[start of RECORDS FOR THE TASK]

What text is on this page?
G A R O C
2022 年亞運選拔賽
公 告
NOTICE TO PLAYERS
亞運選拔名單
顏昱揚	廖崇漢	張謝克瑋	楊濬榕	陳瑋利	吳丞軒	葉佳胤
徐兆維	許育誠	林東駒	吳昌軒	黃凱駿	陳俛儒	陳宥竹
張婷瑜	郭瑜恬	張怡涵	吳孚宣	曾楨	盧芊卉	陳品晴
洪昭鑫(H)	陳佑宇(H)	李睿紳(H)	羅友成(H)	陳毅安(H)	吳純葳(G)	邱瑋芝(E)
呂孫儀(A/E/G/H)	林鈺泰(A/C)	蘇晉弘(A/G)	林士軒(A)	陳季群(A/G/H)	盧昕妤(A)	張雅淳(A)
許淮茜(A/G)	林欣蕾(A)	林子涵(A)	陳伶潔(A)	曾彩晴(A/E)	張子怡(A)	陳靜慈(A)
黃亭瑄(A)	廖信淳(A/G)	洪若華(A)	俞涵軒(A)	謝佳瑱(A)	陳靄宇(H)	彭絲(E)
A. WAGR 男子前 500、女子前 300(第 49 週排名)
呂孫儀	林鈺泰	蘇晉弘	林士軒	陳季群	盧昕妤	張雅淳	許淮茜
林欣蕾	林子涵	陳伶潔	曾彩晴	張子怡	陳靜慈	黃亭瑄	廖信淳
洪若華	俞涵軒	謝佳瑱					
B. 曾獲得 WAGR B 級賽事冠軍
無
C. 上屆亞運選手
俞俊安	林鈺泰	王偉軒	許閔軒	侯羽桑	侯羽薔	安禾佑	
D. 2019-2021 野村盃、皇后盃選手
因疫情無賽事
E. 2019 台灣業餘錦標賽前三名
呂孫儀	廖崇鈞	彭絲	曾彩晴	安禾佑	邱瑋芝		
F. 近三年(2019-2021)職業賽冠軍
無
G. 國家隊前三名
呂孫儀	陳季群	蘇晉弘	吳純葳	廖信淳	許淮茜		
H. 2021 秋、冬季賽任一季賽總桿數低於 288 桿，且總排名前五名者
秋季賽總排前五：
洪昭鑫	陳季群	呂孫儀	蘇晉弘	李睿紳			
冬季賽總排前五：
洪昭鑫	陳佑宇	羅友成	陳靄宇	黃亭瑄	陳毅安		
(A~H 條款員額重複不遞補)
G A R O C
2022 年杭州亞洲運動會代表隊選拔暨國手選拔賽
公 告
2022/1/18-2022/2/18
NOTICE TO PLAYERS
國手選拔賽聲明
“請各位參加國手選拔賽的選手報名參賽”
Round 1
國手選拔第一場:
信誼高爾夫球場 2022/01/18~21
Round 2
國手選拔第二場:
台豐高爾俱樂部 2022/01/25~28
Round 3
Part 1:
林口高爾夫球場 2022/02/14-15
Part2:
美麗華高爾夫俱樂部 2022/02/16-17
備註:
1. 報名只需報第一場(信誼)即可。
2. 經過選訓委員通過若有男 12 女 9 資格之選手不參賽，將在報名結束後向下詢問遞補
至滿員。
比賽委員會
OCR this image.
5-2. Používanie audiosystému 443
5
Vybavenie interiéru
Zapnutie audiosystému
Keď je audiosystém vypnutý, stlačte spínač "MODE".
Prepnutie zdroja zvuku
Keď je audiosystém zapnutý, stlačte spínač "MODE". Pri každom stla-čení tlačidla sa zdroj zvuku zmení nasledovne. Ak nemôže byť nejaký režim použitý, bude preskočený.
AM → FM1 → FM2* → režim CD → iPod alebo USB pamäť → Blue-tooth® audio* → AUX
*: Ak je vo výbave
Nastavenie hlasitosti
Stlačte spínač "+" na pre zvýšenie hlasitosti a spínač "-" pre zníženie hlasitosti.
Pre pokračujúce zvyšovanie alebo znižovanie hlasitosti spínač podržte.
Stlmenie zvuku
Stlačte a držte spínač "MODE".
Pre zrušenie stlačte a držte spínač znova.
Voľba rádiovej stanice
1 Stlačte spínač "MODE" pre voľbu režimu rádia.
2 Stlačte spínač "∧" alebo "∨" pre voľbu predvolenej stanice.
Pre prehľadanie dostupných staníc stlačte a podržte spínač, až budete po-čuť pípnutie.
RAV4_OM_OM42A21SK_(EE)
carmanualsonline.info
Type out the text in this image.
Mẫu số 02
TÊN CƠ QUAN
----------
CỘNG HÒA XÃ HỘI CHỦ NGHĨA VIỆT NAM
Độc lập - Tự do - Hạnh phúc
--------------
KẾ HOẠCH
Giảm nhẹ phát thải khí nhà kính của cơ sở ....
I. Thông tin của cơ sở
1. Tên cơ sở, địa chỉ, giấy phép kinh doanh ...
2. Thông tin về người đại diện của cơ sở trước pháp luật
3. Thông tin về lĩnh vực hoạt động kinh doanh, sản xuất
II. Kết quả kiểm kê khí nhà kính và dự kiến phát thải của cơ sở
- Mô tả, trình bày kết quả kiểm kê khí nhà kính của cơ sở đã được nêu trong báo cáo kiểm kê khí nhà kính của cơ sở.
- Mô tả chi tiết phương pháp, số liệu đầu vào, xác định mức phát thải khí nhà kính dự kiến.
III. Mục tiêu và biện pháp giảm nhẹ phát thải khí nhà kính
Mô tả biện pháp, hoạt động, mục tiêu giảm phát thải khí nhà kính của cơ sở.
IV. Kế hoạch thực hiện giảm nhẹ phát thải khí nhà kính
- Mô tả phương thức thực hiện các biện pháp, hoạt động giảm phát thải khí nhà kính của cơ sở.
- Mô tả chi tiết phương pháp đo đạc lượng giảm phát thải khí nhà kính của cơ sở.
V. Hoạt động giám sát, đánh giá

[end of RECORDS FOR THE TASK]

CHALLENGE
Transcribe every line of the data, exactly as it stands.

SOLUTION TO THIS EXERCISE
What text is on this page?
G A R O C
2022 年亞運選拔賽
公 告
NOTICE TO PLAYERS
亞運選拔名單
顏昱揚	廖崇漢	張謝克瑋	楊濬榕	陳瑋利	吳丞軒	葉佳胤
徐兆維	許育誠	林東駒	吳昌軒	黃凱駿	陳俛儒	陳宥竹
張婷瑜	郭瑜恬	張怡涵	吳孚宣	曾楨	盧芊卉	陳品晴
洪昭鑫(H)	陳佑宇(H)	李睿紳(H)	羅友成(H)	陳毅安(H)	吳純葳(G)	邱瑋芝(E)
呂孫儀(A/E/G/H)	林鈺泰(A/C)	蘇晉弘(A/G)	林士軒(A)	陳季群(A/G/H)	盧昕妤(A)	張雅淳(A)
許淮茜(A/G)	林欣蕾(A)	林子涵(A)	陳伶潔(A)	曾彩晴(A/E)	張子怡(A)	陳靜慈(A)
黃亭瑄(A)	廖信淳(A/G)	洪若華(A)	俞涵軒(A)	謝佳瑱(A)	陳靄宇(H)	彭絲(E)
A. WAGR 男子前 500、女子前 300(第 49 週排名)
呂孫儀	林鈺泰	蘇晉弘	林士軒	陳季群	盧昕妤	張雅淳	許淮茜
林欣蕾	林子涵	陳伶潔	曾彩晴	張子怡	陳靜慈	黃亭瑄	廖信淳
洪若華	俞涵軒	謝佳瑱					
B. 曾獲得 WAGR B 級賽事冠軍
無
C. 上屆亞運選手
俞俊安	林鈺泰	王偉軒	許閔軒	侯羽桑	侯羽薔	安禾佑	
D. 2019-2021 野村盃、皇后盃選手
因疫情無賽事
E. 2019 台灣業餘錦標賽前三名
呂孫儀	廖崇鈞	彭絲	曾彩晴	安禾佑	邱瑋芝		
F. 近三年(2019-2021)職業賽冠軍
無
G. 國家隊前三名
呂孫儀	陳季群	蘇晉弘	吳純葳	廖信淳	許淮茜		
H. 2021 秋、冬季賽任一季賽總桿數低於 288 桿，且總排名前五名者
秋季賽總排前五：
洪昭鑫	陳季群	呂孫儀	蘇晉弘	李睿紳			
冬季賽總排前五：
洪昭鑫	陳佑宇	羅友成	陳靄宇	黃亭瑄	陳毅安		
(A~H 條款員額重複不遞補)
G A R O C
2022 年杭州亞洲運動會代表隊選拔暨國手選拔賽
公 告
2022/1/18-2022/2/18
NOTICE TO PLAYERS
國手選拔賽聲明
“請各位參加國手選拔賽的選手報名參賽”
Round 1
國手選拔第一場:
信誼高爾夫球場 2022/01/18~21
Round 2
國手選拔第二場:
台豐高爾俱樂部 2022/01/25~28
Round 3
Part 1:
林口高爾夫球場 2022/02/14-15
Part2:
美麗華高爾夫俱樂部 2022/02/16-17
備註:
1. 報名只需報第一場(信誼)即可。
2. 經過選訓委員通過若有男 12 女 9 資格之選手不參賽，將在報名結束後向下詢問遞補
至滿員。
比賽委員會
OCR this image.
5-2. Používanie audiosystému 443
5
Vybavenie interiéru
Zapnutie audiosystému
Keď je audiosystém vypnutý, stlačte spínač "MODE".
Prepnutie zdroja zvuku
Keď je audiosystém zapnutý, stlačte spínač "MODE". Pri každom stla-čení tlačidla sa zdroj zvuku zmení nasledovne. Ak nemôže byť nejaký režim použitý, bude preskočený.
AM → FM1 → FM2* → režim CD → iPod alebo USB pamäť → Blue-tooth® audio* → AUX
*: Ak je vo výbave
Nastavenie hlasitosti
Stlačte spínač "+" na pre zvýšenie hlasitosti a spínač "-" pre zníženie hlasitosti.
Pre pokračujúce zvyšovanie alebo znižovanie hlasitosti spínač podržte.
Stlmenie zvuku
Stlačte a držte spínač "MODE".
Pre zrušenie stlačte a držte spínač znova.
Voľba rádiovej stanice
1 Stlačte spínač "MODE" pre voľbu režimu rádia.
2 Stlačte spínač "∧" alebo "∨" pre voľbu predvolenej stanice.
Pre prehľadanie dostupných staníc stlačte a podržte spínač, až budete po-čuť pípnutie.
RAV4_OM_OM42A21SK_(EE)
carmanualsonline.info
Type out the text in this image.
Mẫu số 02
TÊN CƠ QUAN
----------
CỘNG HÒA XÃ HỘI CHỦ NGHĨA VIỆT NAM
Độc lập - Tự do - Hạnh phúc
--------------
KẾ HOẠCH
Giảm nhẹ phát thải khí nhà kính của cơ sở ....
I. Thông tin của cơ sở
1. Tên cơ sở, địa chỉ, giấy phép kinh doanh ...
2. Thông tin về người đại diện của cơ sở trước pháp luật
3. Thông tin về lĩnh vực hoạt động kinh doanh, sản xuất
II. Kết quả kiểm kê khí nhà kính và dự kiến phát thải của cơ sở
- Mô tả, trình bày kết quả kiểm kê khí nhà kính của cơ sở đã được nêu trong báo cáo kiểm kê khí nhà kính của cơ sở.
- Mô tả chi tiết phương pháp, số liệu đầu vào, xác định mức phát thải khí nhà kính dự kiến.
III. Mục tiêu và biện pháp giảm nhẹ phát thải khí nhà kính
Mô tả biện pháp, hoạt động, mục tiêu giảm phát thải khí nhà kính của cơ sở.
IV. Kế hoạch thực hiện giảm nhẹ phát thải khí nhà kính
- Mô tả phương thức thực hiện các biện pháp, hoạt động giảm phát thải khí nhà kính của cơ sở.
- Mô tả chi tiết phương pháp đo đạc lượng giảm phát thải khí nhà kính của cơ sở.
V. Hoạt động giám sát, đánh giá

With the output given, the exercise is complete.